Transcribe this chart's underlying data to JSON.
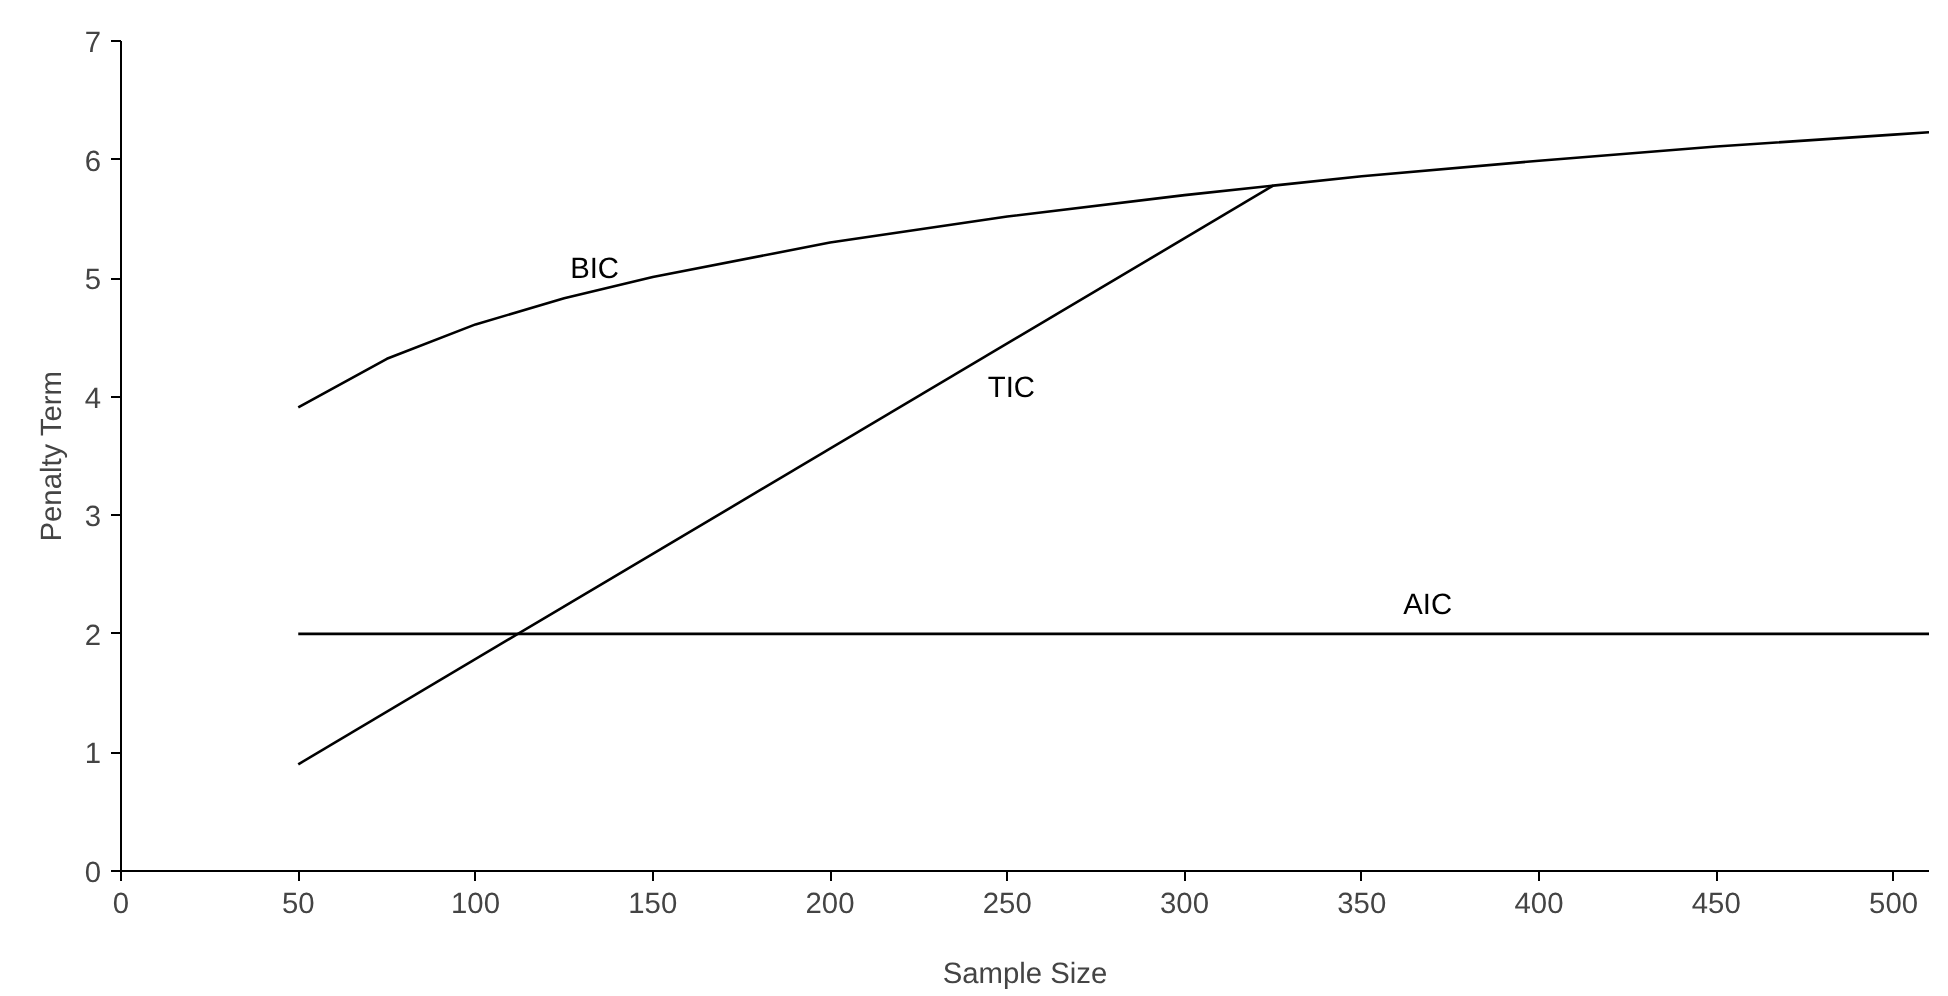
{
  "chart_data": {
    "type": "line",
    "xlabel": "Sample Size",
    "ylabel": "Penalty Term",
    "xlim": [
      0,
      510
    ],
    "ylim": [
      0,
      7
    ],
    "xticks": [
      0,
      50,
      100,
      150,
      200,
      250,
      300,
      350,
      400,
      450,
      500
    ],
    "yticks": [
      0,
      1,
      2,
      3,
      4,
      5,
      6,
      7
    ],
    "marker": "none",
    "line_style": "solid",
    "series": [
      {
        "color": "#000000",
        "x": [
          50,
          75,
          100,
          125,
          150,
          200,
          250,
          300,
          325,
          350,
          400,
          450,
          500,
          510
        ],
        "values": [
          3.91,
          4.32,
          4.61,
          4.83,
          5.01,
          5.3,
          5.52,
          5.7,
          5.78,
          5.86,
          5.99,
          6.11,
          6.21,
          6.23
        ]
      },
      {
        "color": "#000000",
        "x": [
          50,
          325
        ],
        "values": [
          0.9,
          5.78
        ]
      },
      {
        "color": "#000000",
        "x": [
          50,
          510
        ],
        "values": [
          2,
          2
        ]
      }
    ],
    "annotations": [
      {
        "text": "BIC",
        "x": 125,
        "y": 4.83
      },
      {
        "text": "TIC",
        "x": 240,
        "y": 4.27
      },
      {
        "text": "AIC",
        "x": 360,
        "y": 2
      }
    ]
  }
}
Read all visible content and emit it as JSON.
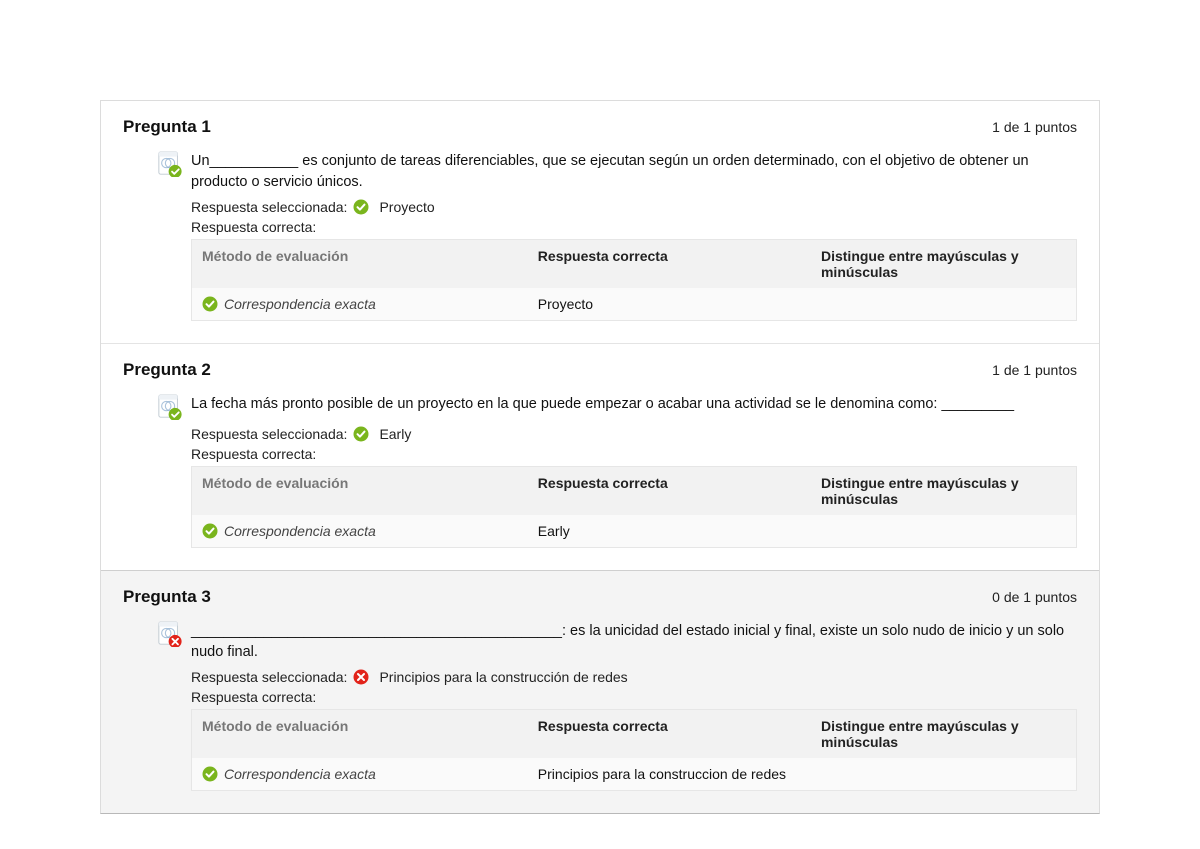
{
  "labels": {
    "selected_label": "Respuesta seleccionada:",
    "correct_label": "Respuesta correcta:",
    "method_header": "Método de evaluación",
    "answer_header": "Respuesta correcta",
    "case_header": "Distingue entre mayúsculas y minúsculas",
    "exact_match": "Correspondencia exacta"
  },
  "colors": {
    "correct": "#7ab51d",
    "incorrect_bg": "#e2231a",
    "icon_stroke": "#bfc9d1",
    "icon_accent": "#88aacc"
  },
  "questions": [
    {
      "title": "Pregunta 1",
      "points": "1 de 1 puntos",
      "correct": true,
      "text": "Un___________ es conjunto de tareas diferenciables, que se ejecutan según un orden determinado, con el objetivo de obtener un producto o servicio únicos.",
      "selected_answer": "Proyecto",
      "correct_answer": "Proyecto",
      "case_sensitive": ""
    },
    {
      "title": "Pregunta 2",
      "points": "1 de 1 puntos",
      "correct": true,
      "text": "La fecha más pronto posible de un proyecto en la que puede empezar o acabar una actividad se le denomina como: _________",
      "selected_answer": "Early",
      "correct_answer": "Early",
      "case_sensitive": ""
    },
    {
      "title": "Pregunta 3",
      "points": "0 de 1 puntos",
      "correct": false,
      "text": "______________________________________________: es la unicidad del estado inicial y final, existe un solo nudo de inicio y un solo nudo final.",
      "selected_answer": "Principios para la construcción de redes",
      "correct_answer": "Principios para la construccion de redes",
      "case_sensitive": ""
    }
  ]
}
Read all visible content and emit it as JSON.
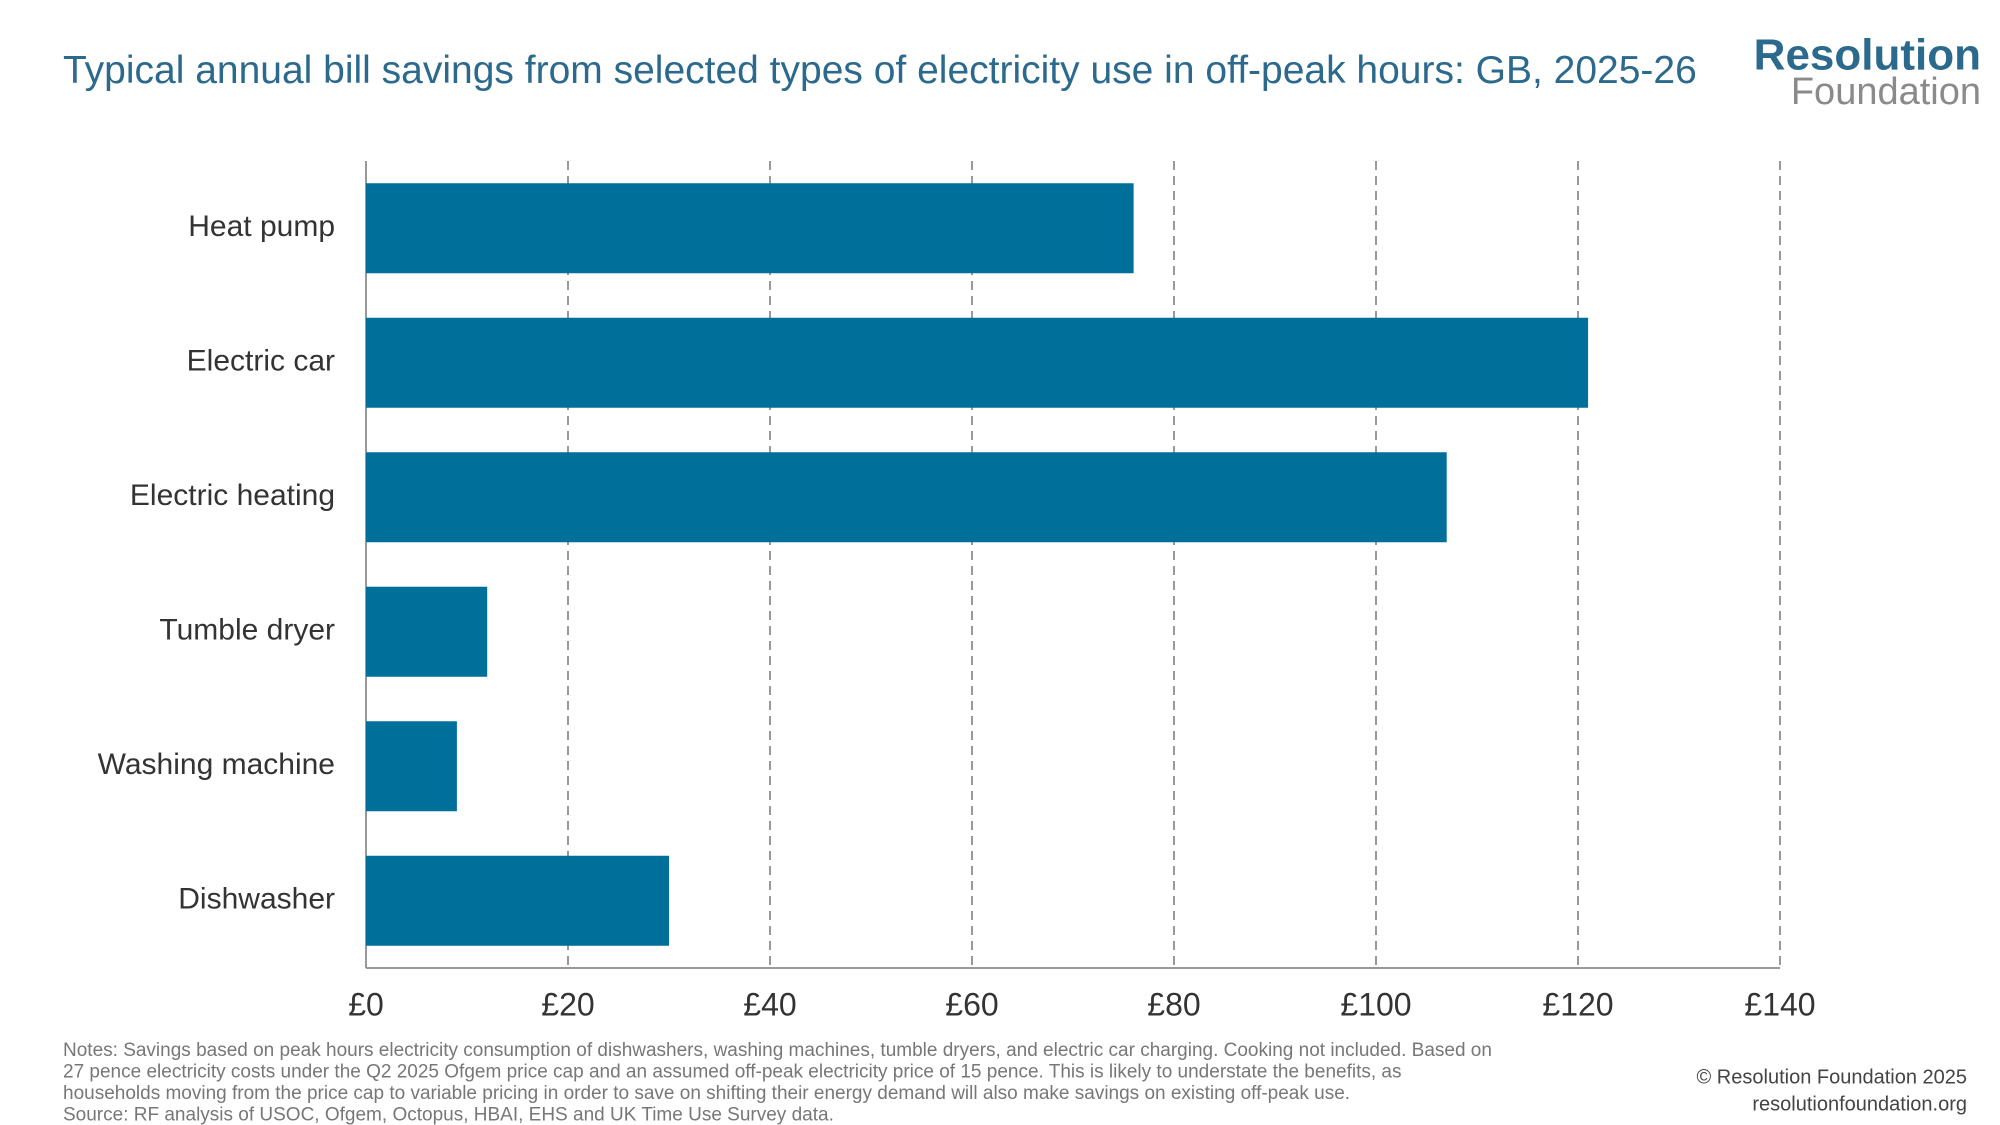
{
  "chart_data": {
    "type": "bar",
    "orientation": "horizontal",
    "title": "Typical annual bill savings from selected types of electricity use in off-peak hours: GB, 2025-26",
    "categories": [
      "Heat pump",
      "Electric car",
      "Electric heating",
      "Tumble dryer",
      "Washing machine",
      "Dishwasher"
    ],
    "values": [
      76,
      121,
      107,
      12,
      9,
      30
    ],
    "color": "#006f9a",
    "xlim": [
      0,
      140
    ],
    "xticks": [
      {
        "value": 0,
        "label": "£0"
      },
      {
        "value": 20,
        "label": "£20"
      },
      {
        "value": 40,
        "label": "£40"
      },
      {
        "value": 60,
        "label": "£60"
      },
      {
        "value": 80,
        "label": "£80"
      },
      {
        "value": 100,
        "label": "£100"
      },
      {
        "value": 120,
        "label": "£120"
      },
      {
        "value": 140,
        "label": "£140"
      }
    ],
    "grid": true,
    "notes": [
      "Notes: Savings based on peak hours electricity consumption of dishwashers, washing machines, tumble dryers, and electric car charging. Cooking not included. Based on",
      "27 pence electricity costs under the Q2 2025 Ofgem price cap and an assumed off-peak electricity price of 15 pence. This is likely to understate the benefits, as",
      "households moving from the price cap to variable pricing in order to save on shifting their energy demand will also make savings on existing off-peak use.",
      "Source: RF analysis of USOC, Ofgem, Octopus, HBAI, EHS and UK Time Use Survey data."
    ],
    "copyright": "© Resolution Foundation 2025",
    "website": "resolutionfoundation.org",
    "logo": {
      "line1": "Resolution",
      "line2": "Foundation"
    }
  }
}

★ ★ ★ ★ ★ ★ ★

Every line above should be repeated exactly; pictures stay out of the copy.

Exercise answer:
Transcribe this chart's underlying data to JSON.
{
  "chart_data": {
    "type": "line",
    "xlabel": "Sample Size",
    "ylabel": "Penalty Term",
    "xlim": [
      0,
      510
    ],
    "ylim": [
      0,
      7
    ],
    "xticks": [
      0,
      50,
      100,
      150,
      200,
      250,
      300,
      350,
      400,
      450,
      500
    ],
    "yticks": [
      0,
      1,
      2,
      3,
      4,
      5,
      6,
      7
    ],
    "marker": "none",
    "line_style": "solid",
    "series": [
      {
        "color": "#000000",
        "x": [
          50,
          75,
          100,
          125,
          150,
          200,
          250,
          300,
          325,
          350,
          400,
          450,
          500,
          510
        ],
        "values": [
          3.91,
          4.32,
          4.61,
          4.83,
          5.01,
          5.3,
          5.52,
          5.7,
          5.78,
          5.86,
          5.99,
          6.11,
          6.21,
          6.23
        ]
      },
      {
        "color": "#000000",
        "x": [
          50,
          325
        ],
        "values": [
          0.9,
          5.78
        ]
      },
      {
        "color": "#000000",
        "x": [
          50,
          510
        ],
        "values": [
          2,
          2
        ]
      }
    ],
    "annotations": [
      {
        "text": "BIC",
        "x": 125,
        "y": 4.83
      },
      {
        "text": "TIC",
        "x": 240,
        "y": 4.27
      },
      {
        "text": "AIC",
        "x": 360,
        "y": 2
      }
    ]
  }
}
Read all visible content and emit it as JSON.
{
  "labels": {
    "selected_label": "Respuesta seleccionada:",
    "correct_label": "Respuesta correcta:",
    "method_header": "Método de evaluación",
    "answer_header": "Respuesta correcta",
    "case_header": "Distingue entre mayúsculas y minúsculas",
    "exact_match": "Correspondencia exacta"
  },
  "colors": {
    "correct": "#7ab51d",
    "incorrect_bg": "#e2231a",
    "icon_stroke": "#bfc9d1",
    "icon_accent": "#88aacc"
  },
  "questions": [
    {
      "title": "Pregunta 1",
      "points": "1 de 1 puntos",
      "correct": true,
      "text": "Un___________ es conjunto de tareas diferenciables, que se ejecutan según un orden determinado, con el objetivo de obtener un producto o servicio únicos.",
      "selected_answer": "Proyecto",
      "correct_answer": "Proyecto",
      "case_sensitive": ""
    },
    {
      "title": "Pregunta 2",
      "points": "1 de 1 puntos",
      "correct": true,
      "text": "La fecha más pronto posible de un proyecto en la que puede empezar o acabar una actividad se le denomina como: _________",
      "selected_answer": "Early",
      "correct_answer": "Early",
      "case_sensitive": ""
    },
    {
      "title": "Pregunta 3",
      "points": "0 de 1 puntos",
      "correct": false,
      "text": "______________________________________________: es la unicidad del estado inicial y final, existe un solo nudo de inicio y un solo nudo final.",
      "selected_answer": "Principios para la construcción de redes",
      "correct_answer": "Principios para la construccion de redes",
      "case_sensitive": ""
    }
  ]
}
Read all visible content and emit it as JSON.
{
  "chart_data": {
    "type": "bar",
    "orientation": "horizontal",
    "title": "Typical annual bill savings from selected types of electricity use in off-peak hours: GB, 2025-26",
    "categories": [
      "Heat pump",
      "Electric car",
      "Electric heating",
      "Tumble dryer",
      "Washing machine",
      "Dishwasher"
    ],
    "values": [
      76,
      121,
      107,
      12,
      9,
      30
    ],
    "color": "#006f9a",
    "xlim": [
      0,
      140
    ],
    "xticks": [
      {
        "value": 0,
        "label": "£0"
      },
      {
        "value": 20,
        "label": "£20"
      },
      {
        "value": 40,
        "label": "£40"
      },
      {
        "value": 60,
        "label": "£60"
      },
      {
        "value": 80,
        "label": "£80"
      },
      {
        "value": 100,
        "label": "£100"
      },
      {
        "value": 120,
        "label": "£120"
      },
      {
        "value": 140,
        "label": "£140"
      }
    ],
    "grid": true,
    "notes": [
      "Notes: Savings based on peak hours electricity consumption of dishwashers, washing machines, tumble dryers, and electric car charging. Cooking not included. Based on",
      "27 pence electricity costs under the Q2 2025 Ofgem price cap and an assumed off-peak electricity price of 15 pence. This is likely to understate the benefits, as",
      "households moving from the price cap to variable pricing in order to save on shifting their energy demand will also make savings on existing off-peak use.",
      "Source: RF analysis of USOC, Ofgem, Octopus, HBAI, EHS and UK Time Use Survey data."
    ],
    "copyright": "© Resolution Foundation 2025",
    "website": "resolutionfoundation.org",
    "logo": {
      "line1": "Resolution",
      "line2": "Foundation"
    }
  }
}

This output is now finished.